## Task goal
Provide the data again in its entirety, exactly as given.

(Stored records)
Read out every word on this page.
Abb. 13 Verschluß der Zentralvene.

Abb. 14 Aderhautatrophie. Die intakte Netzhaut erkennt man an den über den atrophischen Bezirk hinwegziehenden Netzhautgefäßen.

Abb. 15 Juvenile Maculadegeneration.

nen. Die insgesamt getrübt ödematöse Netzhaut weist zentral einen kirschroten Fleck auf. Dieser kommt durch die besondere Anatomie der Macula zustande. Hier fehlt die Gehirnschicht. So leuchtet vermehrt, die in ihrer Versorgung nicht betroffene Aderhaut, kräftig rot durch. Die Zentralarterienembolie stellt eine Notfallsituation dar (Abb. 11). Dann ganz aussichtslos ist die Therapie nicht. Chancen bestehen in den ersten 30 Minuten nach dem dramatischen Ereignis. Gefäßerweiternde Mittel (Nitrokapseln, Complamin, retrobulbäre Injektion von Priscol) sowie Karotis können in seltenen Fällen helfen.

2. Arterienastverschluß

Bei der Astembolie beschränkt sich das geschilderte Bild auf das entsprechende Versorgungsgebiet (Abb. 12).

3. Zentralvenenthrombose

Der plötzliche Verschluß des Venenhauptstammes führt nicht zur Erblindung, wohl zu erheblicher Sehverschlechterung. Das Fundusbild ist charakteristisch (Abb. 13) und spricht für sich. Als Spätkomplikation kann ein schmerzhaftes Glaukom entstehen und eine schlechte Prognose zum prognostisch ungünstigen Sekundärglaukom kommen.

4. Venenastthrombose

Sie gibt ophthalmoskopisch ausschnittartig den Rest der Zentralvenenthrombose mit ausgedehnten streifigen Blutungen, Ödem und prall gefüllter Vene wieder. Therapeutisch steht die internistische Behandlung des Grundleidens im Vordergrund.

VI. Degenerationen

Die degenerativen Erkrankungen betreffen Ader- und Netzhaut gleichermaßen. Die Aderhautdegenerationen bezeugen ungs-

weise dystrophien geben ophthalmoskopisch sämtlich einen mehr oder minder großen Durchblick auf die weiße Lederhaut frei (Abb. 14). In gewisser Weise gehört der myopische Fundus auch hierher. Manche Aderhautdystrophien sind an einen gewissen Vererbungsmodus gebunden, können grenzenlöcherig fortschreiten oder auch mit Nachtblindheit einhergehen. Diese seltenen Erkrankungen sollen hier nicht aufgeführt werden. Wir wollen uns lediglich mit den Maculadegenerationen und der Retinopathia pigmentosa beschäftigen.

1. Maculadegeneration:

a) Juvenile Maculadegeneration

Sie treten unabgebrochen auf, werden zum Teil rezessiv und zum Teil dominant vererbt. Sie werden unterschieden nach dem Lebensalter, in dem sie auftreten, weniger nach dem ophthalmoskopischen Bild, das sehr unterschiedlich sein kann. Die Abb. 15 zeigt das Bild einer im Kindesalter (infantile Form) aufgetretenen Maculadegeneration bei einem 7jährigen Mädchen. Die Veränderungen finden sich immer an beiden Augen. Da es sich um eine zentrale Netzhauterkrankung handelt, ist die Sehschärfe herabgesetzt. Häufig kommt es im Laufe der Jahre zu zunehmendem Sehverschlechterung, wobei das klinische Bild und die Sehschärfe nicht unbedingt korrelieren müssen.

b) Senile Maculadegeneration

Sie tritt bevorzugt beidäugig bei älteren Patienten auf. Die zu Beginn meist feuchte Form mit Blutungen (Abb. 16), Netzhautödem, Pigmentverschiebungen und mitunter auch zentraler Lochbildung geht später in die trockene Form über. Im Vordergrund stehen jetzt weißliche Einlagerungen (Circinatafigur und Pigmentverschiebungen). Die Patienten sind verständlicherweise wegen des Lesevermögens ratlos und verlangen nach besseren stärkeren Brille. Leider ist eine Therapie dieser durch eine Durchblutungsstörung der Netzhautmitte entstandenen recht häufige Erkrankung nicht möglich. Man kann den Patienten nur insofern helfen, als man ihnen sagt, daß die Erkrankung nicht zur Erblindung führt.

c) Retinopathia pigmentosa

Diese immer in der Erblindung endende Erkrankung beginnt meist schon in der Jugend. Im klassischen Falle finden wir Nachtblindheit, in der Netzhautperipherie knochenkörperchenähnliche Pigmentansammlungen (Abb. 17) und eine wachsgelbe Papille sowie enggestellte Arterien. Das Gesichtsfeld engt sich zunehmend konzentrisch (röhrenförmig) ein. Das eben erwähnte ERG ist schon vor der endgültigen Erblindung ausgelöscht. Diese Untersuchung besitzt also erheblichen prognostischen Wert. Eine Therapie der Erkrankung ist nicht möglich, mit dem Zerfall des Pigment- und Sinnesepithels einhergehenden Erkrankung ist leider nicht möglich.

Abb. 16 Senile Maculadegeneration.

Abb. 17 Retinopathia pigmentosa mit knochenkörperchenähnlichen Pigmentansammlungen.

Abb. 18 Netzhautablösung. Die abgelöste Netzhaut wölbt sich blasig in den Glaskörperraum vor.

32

## The solution
Read out every word on this page.
Abb. 13 Verschluß der Zentralvene.

Abb. 14 Aderhautatrophie. Die intakte Netzhaut erkennt man an den über den atrophischen Bezirk hinwegziehenden Netzhautgefäßen.

Abb. 15 Juvenile Maculadegeneration.

nen. Die insgesamt getrübt ödematöse Netzhaut weist zentral einen kirschroten Fleck auf. Dieser kommt durch die besondere Anatomie der Macula zustande. Hier fehlt die Gehirnschicht. So leuchtet vermehrt, die in ihrer Versorgung nicht betroffene Aderhaut, kräftig rot durch. Die Zentralarterienembolie stellt eine Notfallsituation dar (Abb. 11). Dann ganz aussichtslos ist die Therapie nicht. Chancen bestehen in den ersten 30 Minuten nach dem dramatischen Ereignis. Gefäßerweiternde Mittel (Nitrokapseln, Complamin, retrobulbäre Injektion von Priscol) sowie Karotis können in seltenen Fällen helfen.

2. Arterienastverschluß

Bei der Astembolie beschränkt sich das geschilderte Bild auf das entsprechende Versorgungsgebiet (Abb. 12).

3. Zentralvenenthrombose

Der plötzliche Verschluß des Venenhauptstammes führt nicht zur Erblindung, wohl zu erheblicher Sehverschlechterung. Das Fundusbild ist charakteristisch (Abb. 13) und spricht für sich. Als Spätkomplikation kann ein schmerzhaftes Glaukom entstehen und eine schlechte Prognose zum prognostisch ungünstigen Sekundärglaukom kommen.

4. Venenastthrombose

Sie gibt ophthalmoskopisch ausschnittartig den Rest der Zentralvenenthrombose mit ausgedehnten streifigen Blutungen, Ödem und prall gefüllter Vene wieder. Therapeutisch steht die internistische Behandlung des Grundleidens im Vordergrund.

VI. Degenerationen

Die degenerativen Erkrankungen betreffen Ader- und Netzhaut gleichermaßen. Die Aderhautdegenerationen bezeugen ungs-

weise dystrophien geben ophthalmoskopisch sämtlich einen mehr oder minder großen Durchblick auf die weiße Lederhaut frei (Abb. 14). In gewisser Weise gehört der myopische Fundus auch hierher. Manche Aderhautdystrophien sind an einen gewissen Vererbungsmodus gebunden, können grenzenlöcherig fortschreiten oder auch mit Nachtblindheit einhergehen. Diese seltenen Erkrankungen sollen hier nicht aufgeführt werden. Wir wollen uns lediglich mit den Maculadegenerationen und der Retinopathia pigmentosa beschäftigen.

1. Maculadegeneration:

a) Juvenile Maculadegeneration

Sie treten unabgebrochen auf, werden zum Teil rezessiv und zum Teil dominant vererbt. Sie werden unterschieden nach dem Lebensalter, in dem sie auftreten, weniger nach dem ophthalmoskopischen Bild, das sehr unterschiedlich sein kann. Die Abb. 15 zeigt das Bild einer im Kindesalter (infantile Form) aufgetretenen Maculadegeneration bei einem 7jährigen Mädchen. Die Veränderungen finden sich immer an beiden Augen. Da es sich um eine zentrale Netzhauterkrankung handelt, ist die Sehschärfe herabgesetzt. Häufig kommt es im Laufe der Jahre zu zunehmendem Sehverschlechterung, wobei das klinische Bild und die Sehschärfe nicht unbedingt korrelieren müssen.

b) Senile Maculadegeneration

Sie tritt bevorzugt beidäugig bei älteren Patienten auf. Die zu Beginn meist feuchte Form mit Blutungen (Abb. 16), Netzhautödem, Pigmentverschiebungen und mitunter auch zentraler Lochbildung geht später in die trockene Form über. Im Vordergrund stehen jetzt weißliche Einlagerungen (Circinatafigur und Pigmentverschiebungen). Die Patienten sind verständlicherweise wegen des Lesevermögens ratlos und verlangen nach besseren stärkeren Brille. Leider ist eine Therapie dieser durch eine Durchblutungsstörung der Netzhautmitte entstandenen recht häufige Erkrankung nicht möglich. Man kann den Patienten nur insofern helfen, als man ihnen sagt, daß die Erkrankung nicht zur Erblindung führt.

c) Retinopathia pigmentosa

Diese immer in der Erblindung endende Erkrankung beginnt meist schon in der Jugend. Im klassischen Falle finden wir Nachtblindheit, in der Netzhautperipherie knochenkörperchenähnliche Pigmentansammlungen (Abb. 17) und eine wachsgelbe Papille sowie enggestellte Arterien. Das Gesichtsfeld engt sich zunehmend konzentrisch (röhrenförmig) ein. Das eben erwähnte ERG ist schon vor der endgültigen Erblindung ausgelöscht. Diese Untersuchung besitzt also erheblichen prognostischen Wert. Eine Therapie der Erkrankung ist nicht möglich, mit dem Zerfall des Pigment- und Sinnesepithels einhergehenden Erkrankung ist leider nicht möglich.

Abb. 16 Senile Maculadegeneration.

Abb. 17 Retinopathia pigmentosa mit knochenkörperchenähnlichen Pigmentansammlungen.

Abb. 18 Netzhautablösung. Die abgelöste Netzhaut wölbt sich blasig in den Glaskörperraum vor.

32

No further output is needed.